Task input
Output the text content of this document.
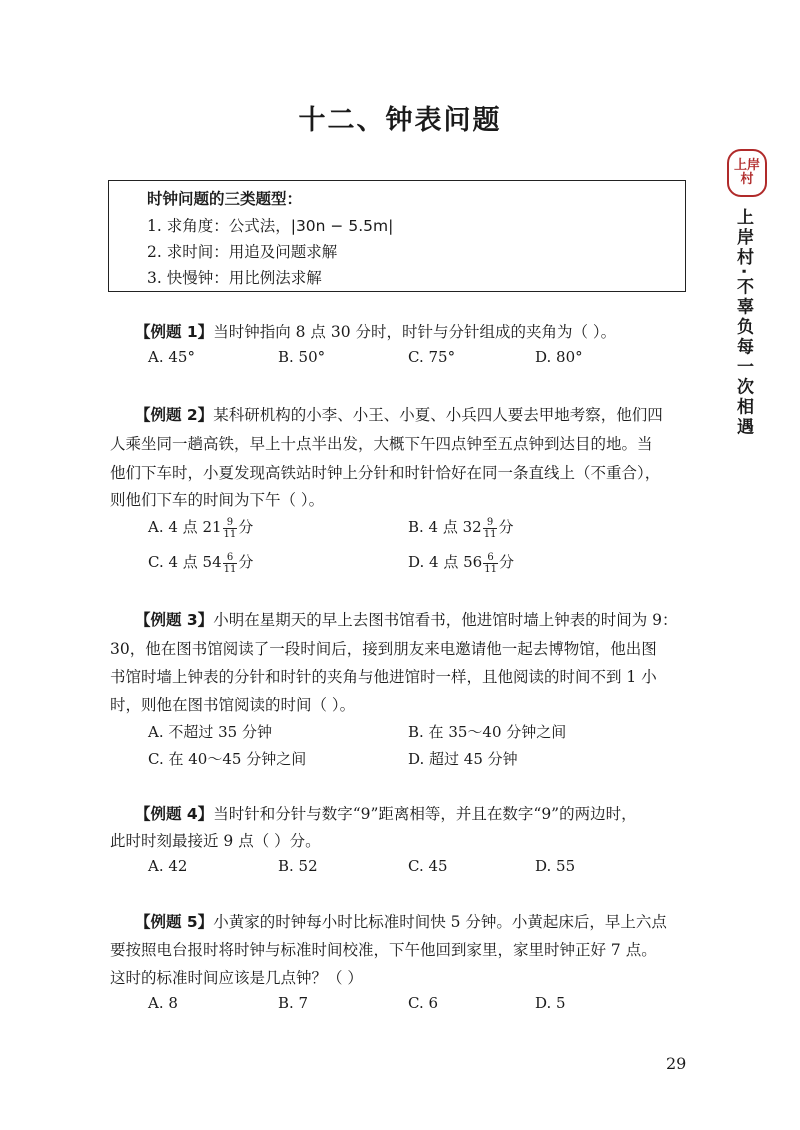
十二、钟表问题
上岸
村
上岸村·不辜负每一次相遇
时钟问题的三类题型：
1. 求角度：公式法，|30n − 5.5m|
2. 求时间：用追及问题求解
3. 快慢钟：用比例法求解
【例题 1】当时钟指向 8 点 30 分时，时针与分针组成的夹角为（ ）。
A. 45°	B. 50°	C. 75°	D. 80°
【例题 2】某科研机构的小李、小王、小夏、小兵四人要去甲地考察，他们四
人乘坐同一趟高铁，早上十点半出发，大概下午四点钟至五点钟到达目的地。当
他们下车时，小夏发现高铁站时钟上分针和时针恰好在同一条直线上（不重合），
则他们下车的时间为下午（ ）。
A. 4 点 $21 \frac{9}{11}$ 分	B. 4 点 $32 \frac{9}{11}$ 分
C. 4 点 $54 \frac{6}{11}$ 分	D. 4 点 $56 \frac{6}{11}$ 分
【例题 3】小明在星期天的早上去图书馆看书，他进馆时墙上钟表的时间为 9：
30，他在图书馆阅读了一段时间后，接到朋友来电邀请他一起去博物馆，他出图
书馆时墙上钟表的分针和时针的夹角与他进馆时一样，且他阅读的时间不到 1 小
时，则他在图书馆阅读的时间（ ）。
A. 不超过 35 分钟	B. 在 35～40 分钟之间
C. 在 40～45 分钟之间	D. 超过 45 分钟
【例题 4】当时针和分针与数字“9”距离相等，并且在数字“9”的两边时，
此时时刻最接近 9 点（ ）分。
A. 42	B. 52	C. 45	D. 55
【例题 5】小黄家的时钟每小时比标准时间快 5 分钟。小黄起床后，早上六点
要按照电台报时将时钟与标准时间校准，下午他回到家里，家里时钟正好 7 点。
这时的标准时间应该是几点钟？（ ）
A. 8	B. 7	C. 6	D. 5
29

Task to complete
Set down every entry word for word, but omit the pictures.

Output below
Output the text content of this document.
十二、钟表问题
上岸
村
上岸村·不辜负每一次相遇
时钟问题的三类题型：
1. 求角度：公式法，|30n − 5.5m|
2. 求时间：用追及问题求解
3. 快慢钟：用比例法求解
【例题 1】当时钟指向 8 点 30 分时，时针与分针组成的夹角为（ ）。
A. 45°	B. 50°	C. 75°	D. 80°
【例题 2】某科研机构的小李、小王、小夏、小兵四人要去甲地考察，他们四
人乘坐同一趟高铁，早上十点半出发，大概下午四点钟至五点钟到达目的地。当
他们下车时，小夏发现高铁站时钟上分针和时针恰好在同一条直线上（不重合），
则他们下车的时间为下午（ ）。
A. 4 点 $21 \frac{9}{11}$ 分	B. 4 点 $32 \frac{9}{11}$ 分
C. 4 点 $54 \frac{6}{11}$ 分	D. 4 点 $56 \frac{6}{11}$ 分
【例题 3】小明在星期天的早上去图书馆看书，他进馆时墙上钟表的时间为 9：
30，他在图书馆阅读了一段时间后，接到朋友来电邀请他一起去博物馆，他出图
书馆时墙上钟表的分针和时针的夹角与他进馆时一样，且他阅读的时间不到 1 小
时，则他在图书馆阅读的时间（ ）。
A. 不超过 35 分钟	B. 在 35～40 分钟之间
C. 在 40～45 分钟之间	D. 超过 45 分钟
【例题 4】当时针和分针与数字“9”距离相等，并且在数字“9”的两边时，
此时时刻最接近 9 点（ ）分。
A. 42	B. 52	C. 45	D. 55
【例题 5】小黄家的时钟每小时比标准时间快 5 分钟。小黄起床后，早上六点
要按照电台报时将时钟与标准时间校准，下午他回到家里，家里时钟正好 7 点。
这时的标准时间应该是几点钟？（ ）
A. 8	B. 7	C. 6	D. 5
29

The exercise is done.